## Passage to read:
--- start ---
Tax positions are evaluated for recognition using a more-likely-than-not threshold, and those tax positions requiring recognition are measured as the largest amount of tax benefit that is greater than fifty percent likelihood of being realized upon ultimate settlement with a taxing authority that has full knowledge of all relevant information. Our policy is to record interest and penalties relating to uncertain tax positions in income tax expense. At September 30, 2017, we did not have any accrued liability for uncertain tax positions and do not anticipate recognition of any significant liabilities for uncertain tax positions during the next 12 months.

Our U.S. Federal and state income tax returns for years prior to 2015 are subject to examination to the extent of our net operating loss (NOL) carryforwards. There are no material unresolved items related to periods previously audited by these taxing authorities.
--- end ---
## Recorded information:
--- start ---
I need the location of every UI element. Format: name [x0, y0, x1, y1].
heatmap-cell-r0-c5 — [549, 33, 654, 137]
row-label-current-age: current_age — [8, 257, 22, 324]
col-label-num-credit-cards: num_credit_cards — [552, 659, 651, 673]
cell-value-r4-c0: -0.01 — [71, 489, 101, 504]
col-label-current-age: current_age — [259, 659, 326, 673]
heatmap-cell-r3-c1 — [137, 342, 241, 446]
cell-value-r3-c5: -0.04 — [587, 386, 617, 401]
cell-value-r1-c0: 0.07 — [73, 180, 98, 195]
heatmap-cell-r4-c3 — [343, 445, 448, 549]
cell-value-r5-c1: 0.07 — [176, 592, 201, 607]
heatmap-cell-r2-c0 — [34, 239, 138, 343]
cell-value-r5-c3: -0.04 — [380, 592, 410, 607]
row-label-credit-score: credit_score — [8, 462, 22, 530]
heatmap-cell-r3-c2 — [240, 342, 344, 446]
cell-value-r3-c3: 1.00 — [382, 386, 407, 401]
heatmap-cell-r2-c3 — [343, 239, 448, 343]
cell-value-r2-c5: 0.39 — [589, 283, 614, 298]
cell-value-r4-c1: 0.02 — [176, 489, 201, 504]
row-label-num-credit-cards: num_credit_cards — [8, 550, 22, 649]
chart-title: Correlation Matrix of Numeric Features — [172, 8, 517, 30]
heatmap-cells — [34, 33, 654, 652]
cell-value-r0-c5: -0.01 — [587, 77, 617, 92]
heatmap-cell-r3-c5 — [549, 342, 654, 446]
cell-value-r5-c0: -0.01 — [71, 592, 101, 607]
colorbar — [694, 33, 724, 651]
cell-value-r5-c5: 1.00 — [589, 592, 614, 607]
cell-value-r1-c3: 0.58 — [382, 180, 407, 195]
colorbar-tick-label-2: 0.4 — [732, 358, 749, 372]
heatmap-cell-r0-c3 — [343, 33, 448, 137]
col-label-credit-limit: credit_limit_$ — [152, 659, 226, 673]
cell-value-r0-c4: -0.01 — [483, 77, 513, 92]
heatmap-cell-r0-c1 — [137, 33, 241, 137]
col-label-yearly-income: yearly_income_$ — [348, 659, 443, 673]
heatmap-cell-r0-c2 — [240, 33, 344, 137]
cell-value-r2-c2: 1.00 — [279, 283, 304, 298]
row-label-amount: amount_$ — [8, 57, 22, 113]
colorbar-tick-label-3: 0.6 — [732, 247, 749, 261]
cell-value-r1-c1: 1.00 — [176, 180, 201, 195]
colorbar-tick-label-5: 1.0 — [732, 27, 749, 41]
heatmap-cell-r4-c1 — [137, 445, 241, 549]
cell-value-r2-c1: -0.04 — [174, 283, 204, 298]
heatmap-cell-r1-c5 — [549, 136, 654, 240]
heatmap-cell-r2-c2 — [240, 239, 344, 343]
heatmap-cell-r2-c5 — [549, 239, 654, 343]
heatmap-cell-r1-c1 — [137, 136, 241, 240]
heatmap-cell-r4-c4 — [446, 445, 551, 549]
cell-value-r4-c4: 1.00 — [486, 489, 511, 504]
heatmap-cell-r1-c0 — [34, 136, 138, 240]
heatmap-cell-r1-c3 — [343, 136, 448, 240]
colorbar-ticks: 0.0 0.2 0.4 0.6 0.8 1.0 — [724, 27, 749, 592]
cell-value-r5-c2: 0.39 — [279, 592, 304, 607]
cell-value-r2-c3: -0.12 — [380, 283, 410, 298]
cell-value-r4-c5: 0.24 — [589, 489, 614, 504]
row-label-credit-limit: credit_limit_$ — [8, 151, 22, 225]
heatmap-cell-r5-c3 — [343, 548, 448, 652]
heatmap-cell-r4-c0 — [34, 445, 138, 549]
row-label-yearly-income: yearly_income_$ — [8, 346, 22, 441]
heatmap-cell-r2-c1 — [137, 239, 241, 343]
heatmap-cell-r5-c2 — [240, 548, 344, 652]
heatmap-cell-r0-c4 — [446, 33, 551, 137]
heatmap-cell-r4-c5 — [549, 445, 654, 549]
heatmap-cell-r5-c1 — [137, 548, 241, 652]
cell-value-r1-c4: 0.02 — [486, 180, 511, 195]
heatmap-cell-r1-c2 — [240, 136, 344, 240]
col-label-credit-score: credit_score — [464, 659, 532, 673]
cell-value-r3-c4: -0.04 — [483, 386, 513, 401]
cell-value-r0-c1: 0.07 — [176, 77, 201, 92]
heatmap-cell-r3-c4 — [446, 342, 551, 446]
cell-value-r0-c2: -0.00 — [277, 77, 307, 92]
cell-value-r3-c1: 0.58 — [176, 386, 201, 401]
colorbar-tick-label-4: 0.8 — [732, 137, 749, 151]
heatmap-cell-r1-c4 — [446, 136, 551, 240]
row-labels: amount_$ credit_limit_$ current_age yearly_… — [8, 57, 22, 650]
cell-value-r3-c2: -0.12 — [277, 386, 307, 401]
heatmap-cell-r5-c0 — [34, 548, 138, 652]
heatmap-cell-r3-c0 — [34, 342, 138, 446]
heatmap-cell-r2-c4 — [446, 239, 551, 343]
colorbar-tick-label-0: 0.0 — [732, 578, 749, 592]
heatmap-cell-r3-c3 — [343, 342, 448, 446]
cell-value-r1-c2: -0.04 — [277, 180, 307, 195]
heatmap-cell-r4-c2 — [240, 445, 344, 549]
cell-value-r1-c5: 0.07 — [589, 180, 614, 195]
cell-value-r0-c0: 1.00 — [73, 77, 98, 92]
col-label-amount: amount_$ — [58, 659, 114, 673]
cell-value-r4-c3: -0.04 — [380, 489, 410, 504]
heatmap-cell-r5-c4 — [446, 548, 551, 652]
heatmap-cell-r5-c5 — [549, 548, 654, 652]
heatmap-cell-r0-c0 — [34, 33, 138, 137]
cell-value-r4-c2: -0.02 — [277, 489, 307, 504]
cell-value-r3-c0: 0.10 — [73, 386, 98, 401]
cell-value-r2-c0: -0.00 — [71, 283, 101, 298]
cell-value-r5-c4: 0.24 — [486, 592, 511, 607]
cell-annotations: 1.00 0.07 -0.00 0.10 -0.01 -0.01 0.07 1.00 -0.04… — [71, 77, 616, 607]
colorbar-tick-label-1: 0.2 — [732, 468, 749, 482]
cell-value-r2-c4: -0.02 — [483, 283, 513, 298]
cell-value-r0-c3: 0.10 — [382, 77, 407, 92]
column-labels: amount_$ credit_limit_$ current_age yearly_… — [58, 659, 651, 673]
--- end ---
## List of tasks:
1 > Answer these questions using the passage on income tax positions.
(a) Where does the company record interest and penalties relating to uncertain tax positions?
(b) What accrued liability for uncertain tax positions did the company have at September 30, 2017?
(c) For which years are the U.S. Federal and state income tax returns subject to examination to the extent of the net operating loss carryforwards?
2 > Continue the passage on income tax positions from the end of its last sentence.
The items come from a different source than the passage on income tax positions.

## Outputs:
1 >
(a) In income tax expense.
(b) None.
(c) Years prior to 2015.

2 >
The Company has evaluated the full impact of the reorganization on our carryover tax attributes and did not incur a cash income tax liability as a result of emergence from bankruptcy on April 22, 2016. The Company fully absorbed cancellation of debt income generated in the bankruptcy reorganization with its then existing NOL carryforwards. The amount of remaining NOL carryforward available following emergence from bankruptcy was limited under United States Internal Revenue Code Sec. 382 due to the change in control. The Company’s amortizable tax basis exceeded the book carrying value of its assets at April 22, 2016, at December 31, 2016 and September 30, 2017, leaving the Company in a net deferred tax asset position as of such dates. Management has determined that it is not more likely than not that the Company will realize future cash benefits from this additional tax basis and remaining carryover items and accordingly has taken a full valuation allowance to offset its tax assets.

The Company expects to incur a net taxable loss in the current taxable period thus no current income taxes are anticipated to be paid and no benefit will be recorded due to the full valuation allowance of their tax assets.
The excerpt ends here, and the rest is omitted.